[INSTRUCTION]:
In the material below, the lines containing the word "maiores" are required; copy each of them.

[RECORDS FOR THE TASK]:
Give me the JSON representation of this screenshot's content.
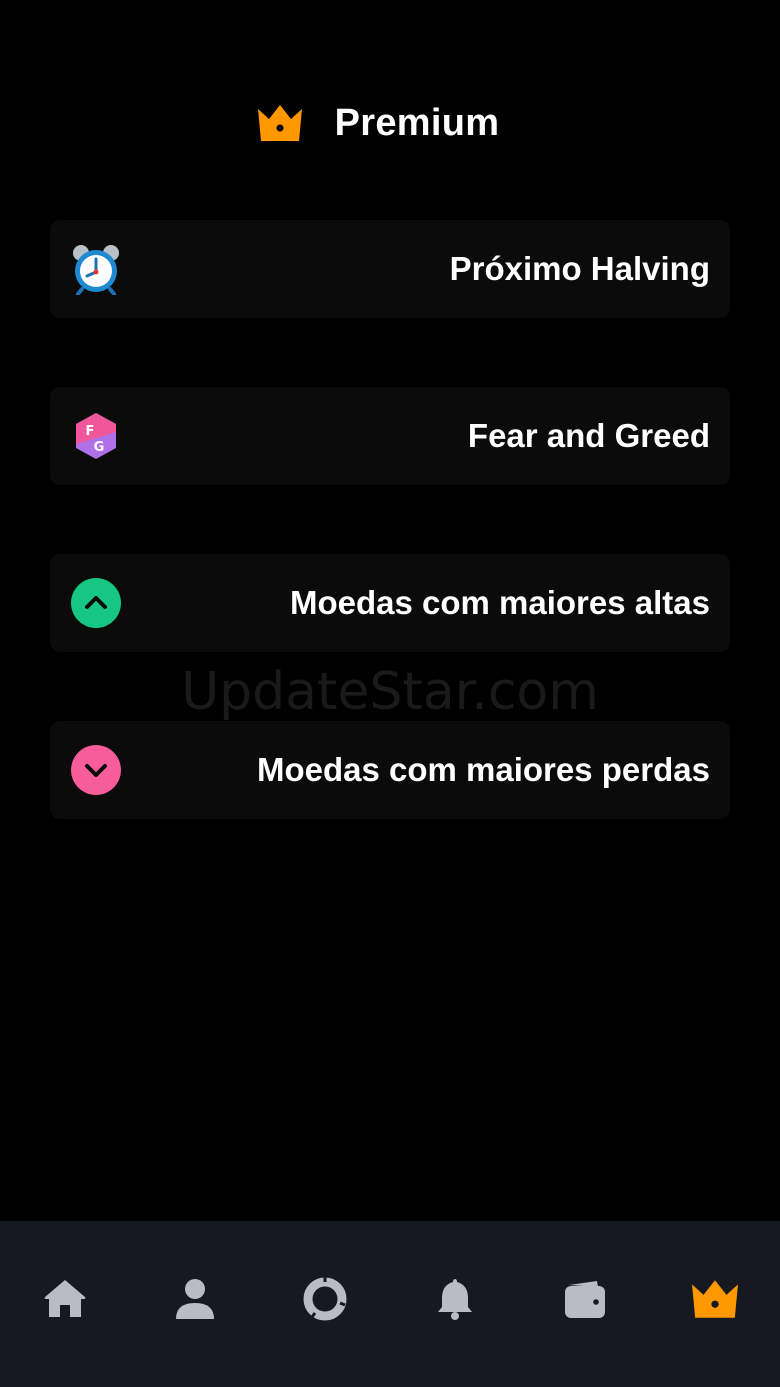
{
  "header": {
    "title": "Premium",
    "icon": "crown-icon",
    "icon_color": "#ff9800"
  },
  "menu": {
    "items": [
      {
        "label": "Próximo Halving",
        "icon": "alarm-clock-icon"
      },
      {
        "label": "Fear and Greed",
        "icon": "fear-greed-icon",
        "icon_letters": [
          "F",
          "G"
        ]
      },
      {
        "label": "Moedas com maiores altas",
        "icon": "chevron-up-circle-icon",
        "icon_color": "#16c784"
      },
      {
        "label": "Moedas com maiores perdas",
        "icon": "chevron-down-circle-icon",
        "icon_color": "#f75c9b"
      }
    ]
  },
  "watermark": "UpdateStar.com",
  "bottom_nav": {
    "items": [
      {
        "name": "home",
        "icon": "home-icon",
        "active": false
      },
      {
        "name": "profile",
        "icon": "user-icon",
        "active": false
      },
      {
        "name": "portfolio",
        "icon": "pie-chart-icon",
        "active": false
      },
      {
        "name": "notifications",
        "icon": "bell-icon",
        "active": false
      },
      {
        "name": "wallet",
        "icon": "wallet-icon",
        "active": false
      },
      {
        "name": "premium",
        "icon": "crown-icon",
        "active": true
      }
    ],
    "inactive_color": "#b9bcc2",
    "active_color": "#ff9800"
  }
}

[SOLUTION TO THIS PROBLEM]:
        "label": "Moedas com maiores altas",
        "label": "Moedas com maiores perdas",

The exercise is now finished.